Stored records
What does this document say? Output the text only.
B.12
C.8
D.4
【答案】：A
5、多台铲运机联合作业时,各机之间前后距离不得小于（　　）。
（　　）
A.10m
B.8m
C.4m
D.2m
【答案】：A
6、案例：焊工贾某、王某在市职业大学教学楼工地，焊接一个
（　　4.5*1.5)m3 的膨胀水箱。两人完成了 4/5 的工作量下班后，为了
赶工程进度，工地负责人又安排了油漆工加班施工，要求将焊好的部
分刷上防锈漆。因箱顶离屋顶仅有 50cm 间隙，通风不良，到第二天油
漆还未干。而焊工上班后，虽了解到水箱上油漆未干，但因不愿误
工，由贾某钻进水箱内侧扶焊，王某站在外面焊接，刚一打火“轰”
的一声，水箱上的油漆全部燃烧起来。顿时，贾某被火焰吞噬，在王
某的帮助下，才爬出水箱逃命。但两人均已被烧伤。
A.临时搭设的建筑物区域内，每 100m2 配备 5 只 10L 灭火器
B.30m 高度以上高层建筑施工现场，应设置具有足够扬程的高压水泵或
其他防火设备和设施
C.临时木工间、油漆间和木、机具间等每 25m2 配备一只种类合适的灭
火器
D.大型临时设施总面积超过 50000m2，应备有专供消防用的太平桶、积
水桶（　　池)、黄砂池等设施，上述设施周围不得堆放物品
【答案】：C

==

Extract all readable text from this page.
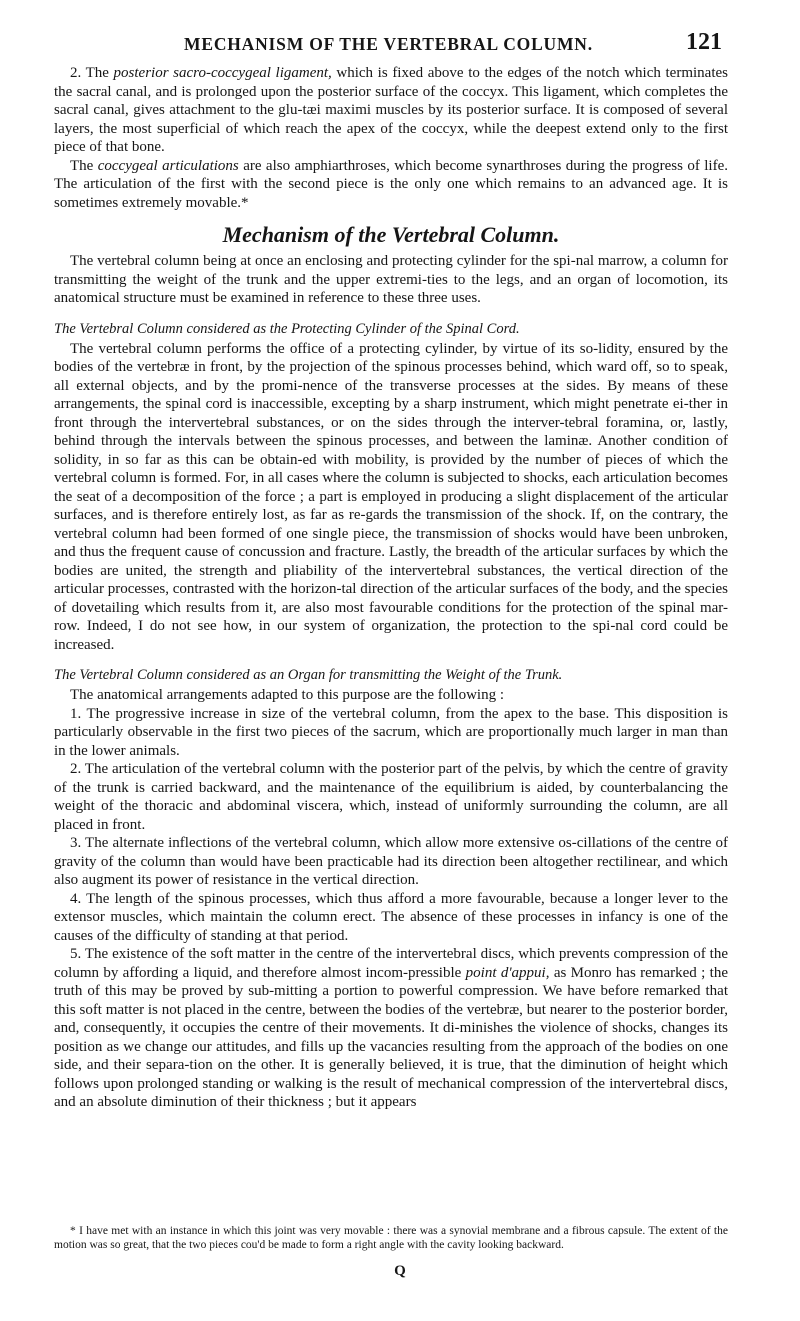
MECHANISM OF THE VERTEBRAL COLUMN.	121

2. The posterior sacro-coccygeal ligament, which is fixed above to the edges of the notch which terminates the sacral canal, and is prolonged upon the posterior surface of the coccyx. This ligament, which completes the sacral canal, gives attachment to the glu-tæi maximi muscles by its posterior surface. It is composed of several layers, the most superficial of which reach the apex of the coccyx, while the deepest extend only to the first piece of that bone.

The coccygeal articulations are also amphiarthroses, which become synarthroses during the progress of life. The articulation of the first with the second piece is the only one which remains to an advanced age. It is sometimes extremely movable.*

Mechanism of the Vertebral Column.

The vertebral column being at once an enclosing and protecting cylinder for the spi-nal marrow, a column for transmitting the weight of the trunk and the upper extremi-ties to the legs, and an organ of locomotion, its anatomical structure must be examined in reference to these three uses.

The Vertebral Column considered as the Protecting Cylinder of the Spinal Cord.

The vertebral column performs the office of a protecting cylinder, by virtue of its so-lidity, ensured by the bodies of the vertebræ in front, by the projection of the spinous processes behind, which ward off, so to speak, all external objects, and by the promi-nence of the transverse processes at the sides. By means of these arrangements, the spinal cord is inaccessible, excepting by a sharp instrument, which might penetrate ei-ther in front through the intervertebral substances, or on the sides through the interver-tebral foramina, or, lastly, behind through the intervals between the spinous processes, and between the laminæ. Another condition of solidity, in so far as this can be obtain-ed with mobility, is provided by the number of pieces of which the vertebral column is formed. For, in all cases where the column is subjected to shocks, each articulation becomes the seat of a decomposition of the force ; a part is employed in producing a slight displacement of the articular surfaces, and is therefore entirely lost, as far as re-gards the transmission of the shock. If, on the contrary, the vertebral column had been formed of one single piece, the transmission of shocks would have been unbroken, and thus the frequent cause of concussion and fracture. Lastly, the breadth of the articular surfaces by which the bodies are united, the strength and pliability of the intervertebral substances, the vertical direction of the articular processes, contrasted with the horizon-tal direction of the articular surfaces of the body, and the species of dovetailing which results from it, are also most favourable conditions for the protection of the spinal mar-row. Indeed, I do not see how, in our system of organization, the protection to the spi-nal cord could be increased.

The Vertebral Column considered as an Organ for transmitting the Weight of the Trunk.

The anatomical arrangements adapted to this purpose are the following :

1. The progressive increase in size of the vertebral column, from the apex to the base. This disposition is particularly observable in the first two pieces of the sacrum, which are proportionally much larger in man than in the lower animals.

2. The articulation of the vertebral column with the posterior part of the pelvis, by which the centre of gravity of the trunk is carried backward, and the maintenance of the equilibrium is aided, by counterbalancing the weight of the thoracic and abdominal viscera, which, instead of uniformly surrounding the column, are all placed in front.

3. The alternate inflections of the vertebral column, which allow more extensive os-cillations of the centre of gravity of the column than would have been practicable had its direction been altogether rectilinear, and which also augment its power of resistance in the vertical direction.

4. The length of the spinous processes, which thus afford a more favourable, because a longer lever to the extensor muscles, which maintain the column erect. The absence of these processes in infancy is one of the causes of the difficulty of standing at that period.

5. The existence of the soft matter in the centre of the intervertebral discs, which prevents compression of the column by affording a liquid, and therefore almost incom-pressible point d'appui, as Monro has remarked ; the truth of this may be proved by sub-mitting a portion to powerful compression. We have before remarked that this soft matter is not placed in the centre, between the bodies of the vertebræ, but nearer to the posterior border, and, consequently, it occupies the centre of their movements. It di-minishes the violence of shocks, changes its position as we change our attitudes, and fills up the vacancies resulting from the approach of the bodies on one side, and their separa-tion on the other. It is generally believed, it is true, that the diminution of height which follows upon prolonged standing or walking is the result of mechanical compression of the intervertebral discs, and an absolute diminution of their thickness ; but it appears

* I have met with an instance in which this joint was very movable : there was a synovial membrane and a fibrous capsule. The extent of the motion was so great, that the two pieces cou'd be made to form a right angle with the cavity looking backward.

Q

**Work instructions**
Copy each line of the records containing the string "considered".

**Result of the exercise**
The Vertebral Column considered as the Protecting Cylinder of the Spinal Cord.
The Vertebral Column considered as an Organ for transmitting the Weight of the Trunk.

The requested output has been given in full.